>> BEGIN Provided records

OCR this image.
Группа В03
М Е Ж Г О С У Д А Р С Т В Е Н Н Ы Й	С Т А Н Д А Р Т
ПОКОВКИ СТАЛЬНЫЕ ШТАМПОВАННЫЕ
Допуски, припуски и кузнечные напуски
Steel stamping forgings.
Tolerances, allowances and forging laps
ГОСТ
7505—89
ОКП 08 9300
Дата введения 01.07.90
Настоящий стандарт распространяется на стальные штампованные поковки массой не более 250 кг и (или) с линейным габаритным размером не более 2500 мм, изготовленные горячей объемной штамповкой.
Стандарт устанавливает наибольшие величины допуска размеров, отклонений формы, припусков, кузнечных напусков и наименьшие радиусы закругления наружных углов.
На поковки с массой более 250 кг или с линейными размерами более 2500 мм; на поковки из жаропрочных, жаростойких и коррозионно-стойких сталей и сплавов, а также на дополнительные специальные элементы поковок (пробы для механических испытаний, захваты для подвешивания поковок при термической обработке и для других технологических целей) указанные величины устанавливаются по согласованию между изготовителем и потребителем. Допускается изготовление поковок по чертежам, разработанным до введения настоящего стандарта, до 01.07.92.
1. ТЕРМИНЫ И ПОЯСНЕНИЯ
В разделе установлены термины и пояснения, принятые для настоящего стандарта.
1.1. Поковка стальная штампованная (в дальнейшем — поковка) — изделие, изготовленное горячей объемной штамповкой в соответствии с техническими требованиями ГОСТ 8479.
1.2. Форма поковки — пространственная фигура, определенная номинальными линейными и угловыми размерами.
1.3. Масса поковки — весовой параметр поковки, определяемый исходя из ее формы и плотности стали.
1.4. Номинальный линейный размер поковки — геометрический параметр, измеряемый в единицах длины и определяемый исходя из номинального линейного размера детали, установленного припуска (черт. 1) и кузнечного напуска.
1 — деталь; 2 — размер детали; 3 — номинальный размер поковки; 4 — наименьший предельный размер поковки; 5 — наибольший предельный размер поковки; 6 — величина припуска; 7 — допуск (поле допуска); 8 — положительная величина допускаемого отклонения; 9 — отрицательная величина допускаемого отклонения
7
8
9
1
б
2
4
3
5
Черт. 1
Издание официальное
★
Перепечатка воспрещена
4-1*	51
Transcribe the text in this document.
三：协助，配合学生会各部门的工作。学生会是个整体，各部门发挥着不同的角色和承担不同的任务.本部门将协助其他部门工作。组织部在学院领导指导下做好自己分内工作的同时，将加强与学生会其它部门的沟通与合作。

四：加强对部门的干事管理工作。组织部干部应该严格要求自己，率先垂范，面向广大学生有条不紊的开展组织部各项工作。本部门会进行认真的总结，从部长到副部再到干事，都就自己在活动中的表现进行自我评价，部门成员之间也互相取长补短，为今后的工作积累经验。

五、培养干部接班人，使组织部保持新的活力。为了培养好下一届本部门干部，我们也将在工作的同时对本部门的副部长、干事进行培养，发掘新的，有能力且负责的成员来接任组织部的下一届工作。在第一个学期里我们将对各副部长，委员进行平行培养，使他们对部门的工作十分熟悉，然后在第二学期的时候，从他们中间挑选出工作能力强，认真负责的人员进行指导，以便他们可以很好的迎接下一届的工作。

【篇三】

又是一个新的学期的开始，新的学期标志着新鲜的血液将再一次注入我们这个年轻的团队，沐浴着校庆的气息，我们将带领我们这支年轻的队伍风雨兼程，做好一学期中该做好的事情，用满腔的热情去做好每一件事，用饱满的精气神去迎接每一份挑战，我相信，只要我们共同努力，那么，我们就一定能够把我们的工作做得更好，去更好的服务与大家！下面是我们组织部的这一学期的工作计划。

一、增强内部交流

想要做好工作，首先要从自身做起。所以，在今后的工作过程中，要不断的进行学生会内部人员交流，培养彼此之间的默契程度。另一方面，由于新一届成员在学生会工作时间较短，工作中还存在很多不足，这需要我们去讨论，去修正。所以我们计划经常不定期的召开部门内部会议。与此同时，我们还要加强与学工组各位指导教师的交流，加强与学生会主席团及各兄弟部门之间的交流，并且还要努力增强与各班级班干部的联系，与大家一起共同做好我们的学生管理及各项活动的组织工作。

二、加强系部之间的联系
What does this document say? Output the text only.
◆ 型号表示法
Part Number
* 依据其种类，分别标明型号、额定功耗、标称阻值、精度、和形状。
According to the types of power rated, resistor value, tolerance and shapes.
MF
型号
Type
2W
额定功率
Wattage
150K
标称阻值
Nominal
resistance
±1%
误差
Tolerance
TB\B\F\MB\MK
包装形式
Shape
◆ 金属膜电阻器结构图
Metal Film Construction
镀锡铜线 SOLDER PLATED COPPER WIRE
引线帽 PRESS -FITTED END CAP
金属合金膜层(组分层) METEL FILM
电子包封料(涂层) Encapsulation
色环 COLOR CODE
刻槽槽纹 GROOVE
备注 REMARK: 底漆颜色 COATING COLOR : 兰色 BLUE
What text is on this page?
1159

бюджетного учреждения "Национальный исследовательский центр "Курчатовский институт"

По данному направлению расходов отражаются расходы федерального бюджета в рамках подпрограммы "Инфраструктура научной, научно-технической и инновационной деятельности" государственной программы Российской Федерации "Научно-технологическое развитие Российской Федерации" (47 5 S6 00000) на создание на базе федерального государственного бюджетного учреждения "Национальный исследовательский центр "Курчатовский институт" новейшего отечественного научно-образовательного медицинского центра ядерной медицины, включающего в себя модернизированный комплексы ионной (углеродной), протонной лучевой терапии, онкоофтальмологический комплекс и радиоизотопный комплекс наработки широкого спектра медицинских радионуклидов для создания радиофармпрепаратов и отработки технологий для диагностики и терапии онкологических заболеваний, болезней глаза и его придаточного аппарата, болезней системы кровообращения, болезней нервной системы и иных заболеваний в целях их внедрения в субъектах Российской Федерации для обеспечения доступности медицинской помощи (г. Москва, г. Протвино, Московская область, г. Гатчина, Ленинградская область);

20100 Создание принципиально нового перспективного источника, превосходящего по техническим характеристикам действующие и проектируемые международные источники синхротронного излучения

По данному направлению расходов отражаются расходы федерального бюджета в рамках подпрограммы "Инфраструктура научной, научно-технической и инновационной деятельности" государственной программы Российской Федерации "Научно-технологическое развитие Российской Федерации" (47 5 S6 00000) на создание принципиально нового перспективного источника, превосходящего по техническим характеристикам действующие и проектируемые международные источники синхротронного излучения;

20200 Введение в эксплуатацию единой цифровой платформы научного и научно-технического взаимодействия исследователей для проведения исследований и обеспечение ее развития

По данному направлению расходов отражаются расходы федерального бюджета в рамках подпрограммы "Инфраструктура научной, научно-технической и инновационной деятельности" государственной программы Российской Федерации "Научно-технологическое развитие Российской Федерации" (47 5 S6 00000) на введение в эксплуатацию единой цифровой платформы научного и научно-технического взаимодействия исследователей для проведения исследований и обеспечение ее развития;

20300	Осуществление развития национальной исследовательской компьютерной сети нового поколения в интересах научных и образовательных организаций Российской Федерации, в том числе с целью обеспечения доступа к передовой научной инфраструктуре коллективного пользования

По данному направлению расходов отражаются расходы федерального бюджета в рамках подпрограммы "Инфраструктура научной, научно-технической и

>> END Provided records

Required task »
Print the whole listing exactly as it is.

Solution to the problem »
OCR this image.
Группа В03
М Е Ж Г О С У Д А Р С Т В Е Н Н Ы Й	С Т А Н Д А Р Т
ПОКОВКИ СТАЛЬНЫЕ ШТАМПОВАННЫЕ
Допуски, припуски и кузнечные напуски
Steel stamping forgings.
Tolerances, allowances and forging laps
ГОСТ
7505—89
ОКП 08 9300
Дата введения 01.07.90
Настоящий стандарт распространяется на стальные штампованные поковки массой не более 250 кг и (или) с линейным габаритным размером не более 2500 мм, изготовленные горячей объемной штамповкой.
Стандарт устанавливает наибольшие величины допуска размеров, отклонений формы, припусков, кузнечных напусков и наименьшие радиусы закругления наружных углов.
На поковки с массой более 250 кг или с линейными размерами более 2500 мм; на поковки из жаропрочных, жаростойких и коррозионно-стойких сталей и сплавов, а также на дополнительные специальные элементы поковок (пробы для механических испытаний, захваты для подвешивания поковок при термической обработке и для других технологических целей) указанные величины устанавливаются по согласованию между изготовителем и потребителем. Допускается изготовление поковок по чертежам, разработанным до введения настоящего стандарта, до 01.07.92.
1. ТЕРМИНЫ И ПОЯСНЕНИЯ
В разделе установлены термины и пояснения, принятые для настоящего стандарта.
1.1. Поковка стальная штампованная (в дальнейшем — поковка) — изделие, изготовленное горячей объемной штамповкой в соответствии с техническими требованиями ГОСТ 8479.
1.2. Форма поковки — пространственная фигура, определенная номинальными линейными и угловыми размерами.
1.3. Масса поковки — весовой параметр поковки, определяемый исходя из ее формы и плотности стали.
1.4. Номинальный линейный размер поковки — геометрический параметр, измеряемый в единицах длины и определяемый исходя из номинального линейного размера детали, установленного припуска (черт. 1) и кузнечного напуска.
1 — деталь; 2 — размер детали; 3 — номинальный размер поковки; 4 — наименьший предельный размер поковки; 5 — наибольший предельный размер поковки; 6 — величина припуска; 7 — допуск (поле допуска); 8 — положительная величина допускаемого отклонения; 9 — отрицательная величина допускаемого отклонения
7
8
9
1
б
2
4
3
5
Черт. 1
Издание официальное
★
Перепечатка воспрещена
4-1*	51
Transcribe the text in this document.
三：协助，配合学生会各部门的工作。学生会是个整体，各部门发挥着不同的角色和承担不同的任务.本部门将协助其他部门工作。组织部在学院领导指导下做好自己分内工作的同时，将加强与学生会其它部门的沟通与合作。

四：加强对部门的干事管理工作。组织部干部应该严格要求自己，率先垂范，面向广大学生有条不紊的开展组织部各项工作。本部门会进行认真的总结，从部长到副部再到干事，都就自己在活动中的表现进行自我评价，部门成员之间也互相取长补短，为今后的工作积累经验。

五、培养干部接班人，使组织部保持新的活力。为了培养好下一届本部门干部，我们也将在工作的同时对本部门的副部长、干事进行培养，发掘新的，有能力且负责的成员来接任组织部的下一届工作。在第一个学期里我们将对各副部长，委员进行平行培养，使他们对部门的工作十分熟悉，然后在第二学期的时候，从他们中间挑选出工作能力强，认真负责的人员进行指导，以便他们可以很好的迎接下一届的工作。

【篇三】

又是一个新的学期的开始，新的学期标志着新鲜的血液将再一次注入我们这个年轻的团队，沐浴着校庆的气息，我们将带领我们这支年轻的队伍风雨兼程，做好一学期中该做好的事情，用满腔的热情去做好每一件事，用饱满的精气神去迎接每一份挑战，我相信，只要我们共同努力，那么，我们就一定能够把我们的工作做得更好，去更好的服务与大家！下面是我们组织部的这一学期的工作计划。

一、增强内部交流

想要做好工作，首先要从自身做起。所以，在今后的工作过程中，要不断的进行学生会内部人员交流，培养彼此之间的默契程度。另一方面，由于新一届成员在学生会工作时间较短，工作中还存在很多不足，这需要我们去讨论，去修正。所以我们计划经常不定期的召开部门内部会议。与此同时，我们还要加强与学工组各位指导教师的交流，加强与学生会主席团及各兄弟部门之间的交流，并且还要努力增强与各班级班干部的联系，与大家一起共同做好我们的学生管理及各项活动的组织工作。

二、加强系部之间的联系
What does this document say? Output the text only.
◆ 型号表示法
Part Number
* 依据其种类，分别标明型号、额定功耗、标称阻值、精度、和形状。
According to the types of power rated, resistor value, tolerance and shapes.
MF
型号
Type
2W
额定功率
Wattage
150K
标称阻值
Nominal
resistance
±1%
误差
Tolerance
TB\B\F\MB\MK
包装形式
Shape
◆ 金属膜电阻器结构图
Metal Film Construction
镀锡铜线 SOLDER PLATED COPPER WIRE
引线帽 PRESS -FITTED END CAP
金属合金膜层(组分层) METEL FILM
电子包封料(涂层) Encapsulation
色环 COLOR CODE
刻槽槽纹 GROOVE
备注 REMARK: 底漆颜色 COATING COLOR : 兰色 BLUE
What text is on this page?
1159

бюджетного учреждения "Национальный исследовательский центр "Курчатовский институт"

По данному направлению расходов отражаются расходы федерального бюджета в рамках подпрограммы "Инфраструктура научной, научно-технической и инновационной деятельности" государственной программы Российской Федерации "Научно-технологическое развитие Российской Федерации" (47 5 S6 00000) на создание на базе федерального государственного бюджетного учреждения "Национальный исследовательский центр "Курчатовский институт" новейшего отечественного научно-образовательного медицинского центра ядерной медицины, включающего в себя модернизированный комплексы ионной (углеродной), протонной лучевой терапии, онкоофтальмологический комплекс и радиоизотопный комплекс наработки широкого спектра медицинских радионуклидов для создания радиофармпрепаратов и отработки технологий для диагностики и терапии онкологических заболеваний, болезней глаза и его придаточного аппарата, болезней системы кровообращения, болезней нервной системы и иных заболеваний в целях их внедрения в субъектах Российской Федерации для обеспечения доступности медицинской помощи (г. Москва, г. Протвино, Московская область, г. Гатчина, Ленинградская область);

20100 Создание принципиально нового перспективного источника, превосходящего по техническим характеристикам действующие и проектируемые международные источники синхротронного излучения

По данному направлению расходов отражаются расходы федерального бюджета в рамках подпрограммы "Инфраструктура научной, научно-технической и инновационной деятельности" государственной программы Российской Федерации "Научно-технологическое развитие Российской Федерации" (47 5 S6 00000) на создание принципиально нового перспективного источника, превосходящего по техническим характеристикам действующие и проектируемые международные источники синхротронного излучения;

20200 Введение в эксплуатацию единой цифровой платформы научного и научно-технического взаимодействия исследователей для проведения исследований и обеспечение ее развития

По данному направлению расходов отражаются расходы федерального бюджета в рамках подпрограммы "Инфраструктура научной, научно-технической и инновационной деятельности" государственной программы Российской Федерации "Научно-технологическое развитие Российской Федерации" (47 5 S6 00000) на введение в эксплуатацию единой цифровой платформы научного и научно-технического взаимодействия исследователей для проведения исследований и обеспечение ее развития;

20300	Осуществление развития национальной исследовательской компьютерной сети нового поколения в интересах научных и образовательных организаций Российской Федерации, в том числе с целью обеспечения доступа к передовой научной инфраструктуре коллективного пользования

По данному направлению расходов отражаются расходы федерального бюджета в рамках подпрограммы "Инфраструктура научной, научно-технической и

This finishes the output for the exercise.